- Given exercise
Recast the lines below as a Markdown table with two columns, Row and Line, giving each line a row number and skipping any blank lines. Leave the pictures out of the table.

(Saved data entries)
** BEGIN **
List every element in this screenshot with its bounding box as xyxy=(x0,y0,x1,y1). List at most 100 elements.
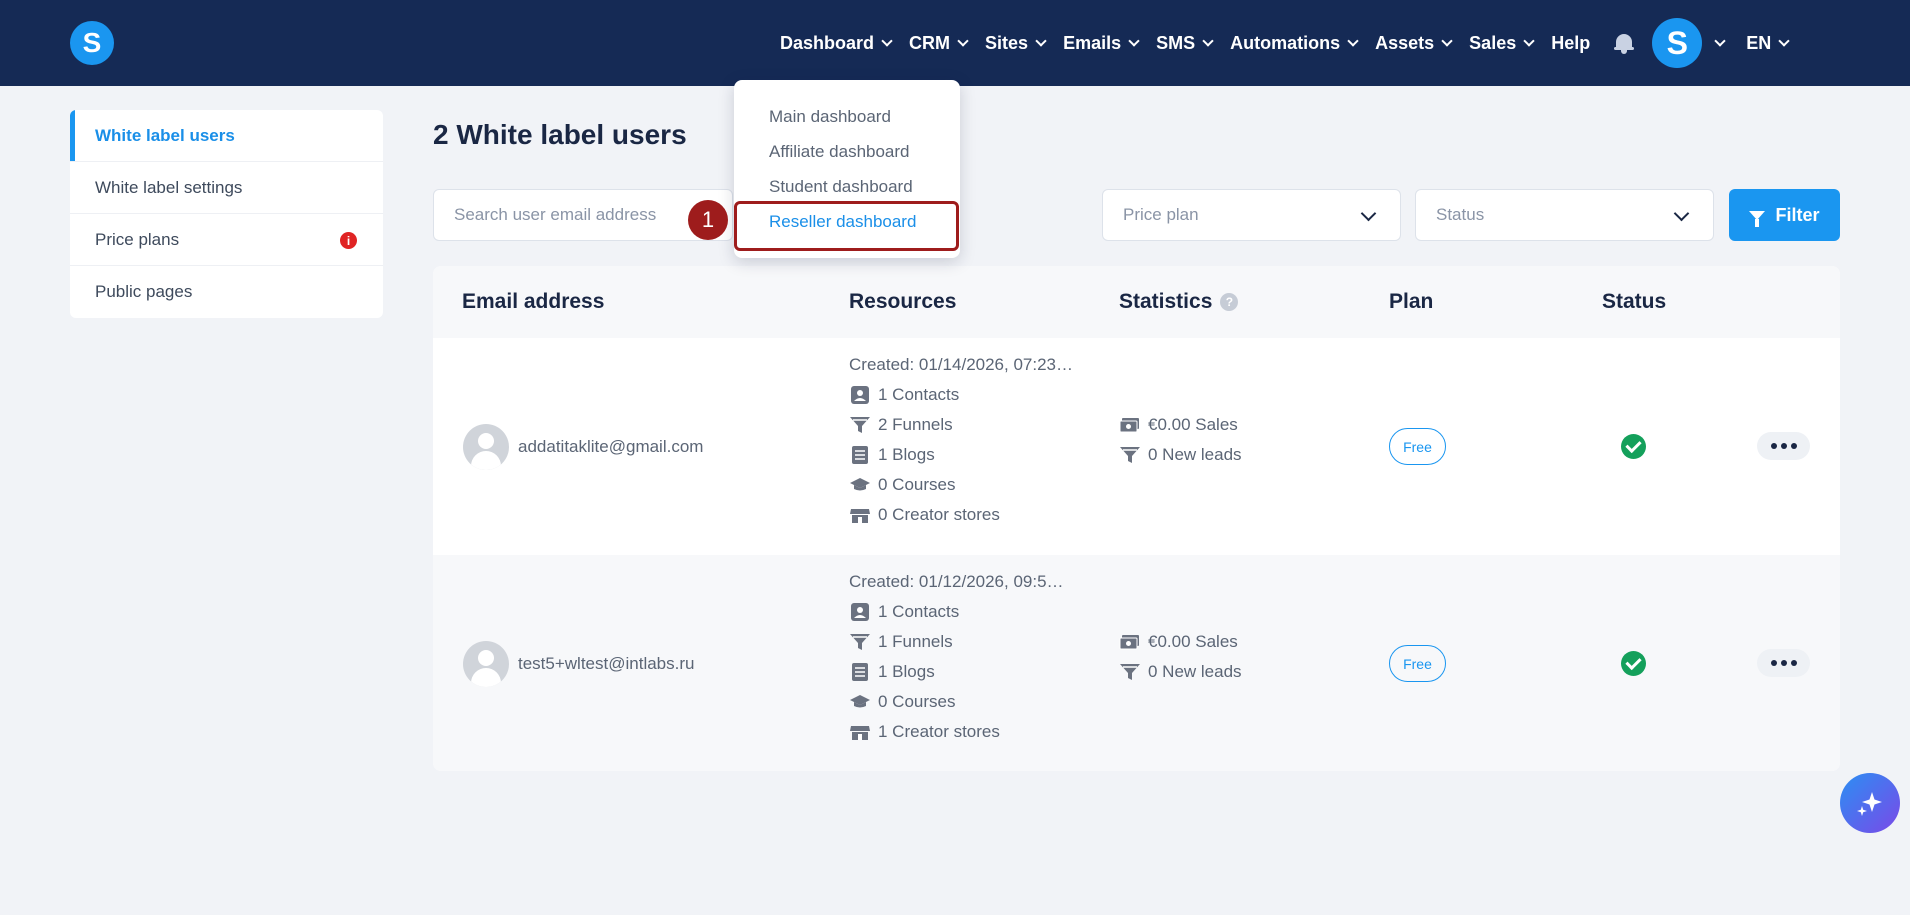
resources-list: Created: 01/12/2026, 09:5… 1 Contacts 1 … xyxy=(849,567,1064,747)
info-icon: i xyxy=(340,232,357,249)
help-icon[interactable]: ? xyxy=(1220,293,1239,311)
menu-item-affiliate-dashboard[interactable]: Affiliate dashboard xyxy=(769,142,910,162)
highlight-box xyxy=(734,201,959,251)
table-row: addatitaklite@gmail.com Created: 01/14/2… xyxy=(433,338,1840,555)
funnel-icon xyxy=(850,634,870,650)
user-email: test5+wltest@intlabs.ru xyxy=(518,654,695,673)
bell-icon[interactable] xyxy=(1614,32,1635,54)
statistics-label: Statistics xyxy=(1119,290,1213,313)
contacts-label: 1 Contacts xyxy=(878,385,960,404)
nav-automations[interactable]: Automations xyxy=(1230,33,1359,54)
step-number-badge: 1 xyxy=(688,200,728,240)
nav-assets-label: Assets xyxy=(1375,32,1435,53)
chevron-down-icon[interactable] xyxy=(1714,34,1726,47)
funnels-count: 1 Funnels xyxy=(849,627,1064,657)
sidebar-item-label: Public pages xyxy=(95,282,193,301)
funnels-count: 2 Funnels xyxy=(849,410,1073,440)
nav-crm[interactable]: CRM xyxy=(909,32,969,54)
chevron-down-icon xyxy=(1673,205,1690,222)
filter-button[interactable]: Filter xyxy=(1729,189,1840,241)
stores-count: 1 Creator stores xyxy=(849,717,1064,747)
row-actions-button[interactable] xyxy=(1757,649,1810,677)
funnel-icon xyxy=(1120,447,1140,463)
filter-label: Filter xyxy=(1775,204,1820,225)
graduation-cap-icon xyxy=(850,695,870,708)
sidebar-item-label: White label settings xyxy=(95,177,243,197)
user-avatar[interactable]: S xyxy=(1652,18,1703,68)
column-header-email: Email address xyxy=(462,290,605,313)
nav-crm-label: CRM xyxy=(909,32,951,53)
top-navigation-bar: S Dashboard CRM Sites Emails SMS Automat… xyxy=(0,0,1910,86)
store-icon xyxy=(850,509,870,523)
column-header-plan: Plan xyxy=(1389,290,1434,313)
menu-item-main-dashboard[interactable]: Main dashboard xyxy=(769,107,891,127)
filter-icon xyxy=(1749,210,1766,227)
ai-assistant-button[interactable] xyxy=(1840,773,1900,833)
created-date: Created: 01/12/2026, 09:5… xyxy=(849,572,1064,591)
statistics-list: €0.00 Sales 0 New leads xyxy=(1119,627,1242,687)
blogs-count: 1 Blogs xyxy=(849,657,1064,687)
graduation-cap-icon xyxy=(850,478,870,491)
sales-label: €0.00 Sales xyxy=(1148,632,1238,651)
nav-sms-label: SMS xyxy=(1156,32,1196,53)
contacts-count: 1 Contacts xyxy=(849,597,1064,627)
nav-assets[interactable]: Assets xyxy=(1375,32,1453,54)
nav-emails[interactable]: Emails xyxy=(1063,32,1140,54)
sparkle-icon xyxy=(1857,792,1882,816)
plan-badge: Free xyxy=(1389,645,1446,682)
chevron-down-icon xyxy=(1441,34,1453,47)
status-select[interactable]: Status xyxy=(1415,189,1714,241)
nav-sites-label: Sites xyxy=(985,32,1029,53)
main-nav: Dashboard CRM Sites Emails SMS Automatio… xyxy=(780,0,1910,86)
nav-sms[interactable]: SMS xyxy=(1156,32,1214,54)
sidebar-item-public-pages[interactable]: Public pages xyxy=(70,266,383,318)
nav-help[interactable]: Help xyxy=(1551,33,1590,54)
nav-dashboard[interactable]: Dashboard xyxy=(780,33,893,54)
row-actions-button[interactable] xyxy=(1757,432,1810,460)
nav-sites[interactable]: Sites xyxy=(985,32,1047,54)
blogs-label: 1 Blogs xyxy=(878,445,935,464)
leads-stat: 0 New leads xyxy=(1119,657,1242,687)
brand-logo[interactable]: S xyxy=(70,21,114,65)
blog-icon xyxy=(852,446,868,464)
contacts-icon xyxy=(851,386,869,404)
chevron-down-icon xyxy=(1778,34,1790,47)
nav-sales-label: Sales xyxy=(1469,32,1517,53)
language-label: EN xyxy=(1746,32,1772,53)
nav-sales[interactable]: Sales xyxy=(1469,32,1535,54)
sidebar-item-price-plans[interactable]: Price plans i xyxy=(70,214,383,266)
funnels-label: 1 Funnels xyxy=(878,632,953,651)
stores-label: 0 Creator stores xyxy=(878,505,1000,524)
menu-item-student-dashboard[interactable]: Student dashboard xyxy=(769,177,913,197)
chevron-down-icon xyxy=(1035,34,1047,47)
money-icon xyxy=(1119,418,1139,433)
blogs-label: 1 Blogs xyxy=(878,662,935,681)
price-plan-select[interactable]: Price plan xyxy=(1102,189,1401,241)
price-plan-placeholder: Price plan xyxy=(1123,205,1199,224)
store-icon xyxy=(850,726,870,740)
leads-stat: 0 New leads xyxy=(1119,440,1242,470)
settings-sidebar: White label users White label settings P… xyxy=(70,110,383,318)
plan-badge: Free xyxy=(1389,428,1446,465)
column-header-status: Status xyxy=(1602,290,1667,313)
user-avatar-placeholder xyxy=(463,641,509,687)
language-selector[interactable]: EN xyxy=(1746,32,1790,54)
chevron-down-icon xyxy=(1360,205,1377,222)
column-header-resources: Resources xyxy=(849,290,957,313)
courses-count: 0 Courses xyxy=(849,470,1073,500)
sidebar-item-white-label-users[interactable]: White label users xyxy=(70,110,383,162)
sales-stat: €0.00 Sales xyxy=(1119,410,1242,440)
contacts-label: 1 Contacts xyxy=(878,602,960,621)
nav-emails-label: Emails xyxy=(1063,32,1122,53)
resources-list: Created: 01/14/2026, 07:23… 1 Contacts 2… xyxy=(849,350,1073,530)
chevron-down-icon xyxy=(1347,34,1359,47)
funnel-icon xyxy=(850,417,870,433)
funnels-label: 2 Funnels xyxy=(878,415,953,434)
sidebar-item-white-label-settings[interactable]: White label settings xyxy=(70,162,383,214)
sales-stat: €0.00 Sales xyxy=(1119,627,1242,657)
contacts-count: 1 Contacts xyxy=(849,380,1073,410)
sales-label: €0.00 Sales xyxy=(1148,415,1238,434)
leads-label: 0 New leads xyxy=(1148,662,1242,681)
courses-count: 0 Courses xyxy=(849,687,1064,717)
contacts-icon xyxy=(851,603,869,621)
** END **
- Task answer
| Row | Line |
|---|---|
| 1 | List every element in this screenshot with its bounding box as xyxy=(x0,y0,x1,y1). List at most 100 elements. |
| 2 | resources-list: Created: 01/12/2026, 09:5… 1 Contacts 1 … xyxy=(849,567,1064,747) |
| 3 | info-icon: i xyxy=(340,232,357,249) |
| 4 | help-icon[interactable]: ? xyxy=(1220,293,1239,311) |
| 5 | menu-item-affiliate-dashboard[interactable]: Affiliate dashboard xyxy=(769,142,910,162) |
| 6 | highlight-box xyxy=(734,201,959,251) |
| 7 | table-row: addatitaklite@gmail.com Created: 01/14/2… xyxy=(433,338,1840,555) |
| 8 | funnel-icon xyxy=(850,634,870,650) |
| 9 | user-email: test5+wltest@intlabs.ru xyxy=(518,654,695,673) |
| 10 | bell-icon[interactable] xyxy=(1614,32,1635,54) |
| 11 | statistics-label: Statistics xyxy=(1119,290,1213,313) |
| 12 | contacts-label: 1 Contacts xyxy=(878,385,960,404) |
| 13 | nav-automations[interactable]: Automations xyxy=(1230,33,1359,54) |
| 14 | step-number-badge: 1 xyxy=(688,200,728,240) |
| 15 | nav-assets-label: Assets xyxy=(1375,32,1435,53) |
| 16 | chevron-down-icon[interactable] xyxy=(1714,34,1726,47) |
| 17 | funnels-count: 1 Funnels xyxy=(849,627,1064,657) |
| 18 | sidebar-item-label: Public pages xyxy=(95,282,193,301) |
| 19 | funnels-count: 2 Funnels xyxy=(849,410,1073,440) |
| 20 | nav-crm[interactable]: CRM xyxy=(909,32,969,54) |
| 21 | chevron-down-icon xyxy=(1673,205,1690,222) |
| 22 | filter-button[interactable]: Filter xyxy=(1729,189,1840,241) |
| 23 | stores-count: 1 Creator stores xyxy=(849,717,1064,747) |
| 24 | row-actions-button[interactable] xyxy=(1757,649,1810,677) |
| 25 | funnel-icon xyxy=(1120,447,1140,463) |
| 26 | filter-label: Filter xyxy=(1775,204,1820,225) |
| 27 | graduation-cap-icon xyxy=(850,695,870,708) |
| 28 | sidebar-item-label: White label settings xyxy=(95,177,243,197) |
| 29 | user-avatar[interactable]: S xyxy=(1652,18,1703,68) |
| 30 | column-header-email: Email address xyxy=(462,290,605,313) |
| 31 | nav-crm-label: CRM xyxy=(909,32,951,53) |
| 32 | top-navigation-bar: S Dashboard CRM Sites Emails SMS Automat… xyxy=(0,0,1910,86) |
| 33 | store-icon xyxy=(850,509,870,523) |
| 34 | column-header-plan: Plan xyxy=(1389,290,1434,313) |
| 35 | menu-item-main-dashboard[interactable]: Main dashboard xyxy=(769,107,891,127) |
| 36 | filter-icon xyxy=(1749,210,1766,227) |
| 37 | ai-assistant-button[interactable] xyxy=(1840,773,1900,833) |
| 38 | created-date: Created: 01/12/2026, 09:5… xyxy=(849,572,1064,591) |
| 39 | statistics-list: €0.00 Sales 0 New leads xyxy=(1119,627,1242,687) |
| 40 | blogs-count: 1 Blogs xyxy=(849,657,1064,687) |
| 41 | graduation-cap-icon xyxy=(850,478,870,491) |
| 42 | sales-label: €0.00 Sales xyxy=(1148,632,1238,651) |
| 43 | nav-sms-label: SMS xyxy=(1156,32,1196,53) |
| 44 | contacts-count: 1 Contacts xyxy=(849,597,1064,627) |
| 45 | nav-assets[interactable]: Assets xyxy=(1375,32,1453,54) |
| 46 | nav-emails[interactable]: Emails xyxy=(1063,32,1140,54) |
| 47 | sparkle-icon xyxy=(1857,792,1882,816) |
| 48 | plan-badge: Free xyxy=(1389,645,1446,682) |
| 49 | chevron-down-icon xyxy=(1441,34,1453,47) |
| 50 | status-select[interactable]: Status xyxy=(1415,189,1714,241) |
| 51 | nav-sites-label: Sites xyxy=(985,32,1029,53) |
| 52 | main-nav: Dashboard CRM Sites Emails SMS Automatio… xyxy=(780,0,1910,86) |
| 53 | nav-sms[interactable]: SMS xyxy=(1156,32,1214,54) |
| 54 | sidebar-item-public-pages[interactable]: Public pages xyxy=(70,266,383,318) |
| 55 | nav-help[interactable]: Help xyxy=(1551,33,1590,54) |
| 56 | nav-dashboard[interactable]: Dashboard xyxy=(780,33,893,54) |
| 57 | row-actions-button[interactable] xyxy=(1757,432,1810,460) |
| 58 | nav-sites[interactable]: Sites xyxy=(985,32,1047,54) |
| 59 | blogs-label: 1 Blogs xyxy=(878,445,935,464) |
| 60 | leads-stat: 0 New leads xyxy=(1119,657,1242,687) |
| 61 | brand-logo[interactable]: S xyxy=(70,21,114,65) |
| 62 | blog-icon xyxy=(852,446,868,464) |
| 63 | contacts-icon xyxy=(851,386,869,404) |
| 64 | chevron-down-icon xyxy=(1778,34,1790,47) |
| 65 | nav-sales-label: Sales xyxy=(1469,32,1517,53) |
| 66 | language-label: EN xyxy=(1746,32,1772,53) |
| 67 | nav-sales[interactable]: Sales xyxy=(1469,32,1535,54) |
| 68 | sidebar-item-price-plans[interactable]: Price plans i xyxy=(70,214,383,266) |
| 69 | funnels-label: 1 Funnels xyxy=(878,632,953,651) |
| 70 | stores-label: 0 Creator stores xyxy=(878,505,1000,524) |
| 71 | menu-item-student-dashboard[interactable]: Student dashboard xyxy=(769,177,913,197) |
| 72 | chevron-down-icon xyxy=(1035,34,1047,47) |
| 73 | money-icon xyxy=(1119,418,1139,433) |
| 74 | blogs-label: 1 Blogs xyxy=(878,662,935,681) |
| 75 | price-plan-select[interactable]: Price plan xyxy=(1102,189,1401,241) |
| 76 | price-plan-placeholder: Price plan xyxy=(1123,205,1199,224) |
| 77 | store-icon xyxy=(850,726,870,740) |
| 78 | leads-stat: 0 New leads xyxy=(1119,440,1242,470) |
| 79 | settings-sidebar: White label users White label settings P… xyxy=(70,110,383,318) |
| 80 | plan-badge: Free xyxy=(1389,428,1446,465) |
| 81 | column-header-status: Status xyxy=(1602,290,1667,313) |
| 82 | user-avatar-placeholder xyxy=(463,641,509,687) |
| 83 | language-selector[interactable]: EN xyxy=(1746,32,1790,54) |
| 84 | chevron-down-icon xyxy=(1360,205,1377,222) |
| 85 | column-header-resources: Resources xyxy=(849,290,957,313) |
| 86 | courses-count: 0 Courses xyxy=(849,470,1073,500) |
| 87 | sidebar-item-white-label-users[interactable]: White label users xyxy=(70,110,383,162) |
| 88 | sales-stat: €0.00 Sales xyxy=(1119,410,1242,440) |
| 89 | contacts-label: 1 Contacts xyxy=(878,602,960,621) |
| 90 | nav-emails-label: Emails xyxy=(1063,32,1122,53) |
| 91 | resources-list: Created: 01/14/2026, 07:23… 1 Contacts 2… xyxy=(849,350,1073,530) |
| 92 | chevron-down-icon xyxy=(1347,34,1359,47) |
| 93 | funnel-icon xyxy=(850,417,870,433) |
| 94 | funnels-label: 2 Funnels xyxy=(878,415,953,434) |
| 95 | sidebar-item-white-label-settings[interactable]: White label settings xyxy=(70,162,383,214) |
| 96 | sales-stat: €0.00 Sales xyxy=(1119,627,1242,657) |
| 97 | contacts-count: 1 Contacts xyxy=(849,380,1073,410) |
| 98 | sales-label: €0.00 Sales xyxy=(1148,415,1238,434) |
| 99 | leads-label: 0 New leads xyxy=(1148,662,1242,681) |
| 100 | courses-count: 0 Courses xyxy=(849,687,1064,717) |
| 101 | contacts-icon xyxy=(851,603,869,621) |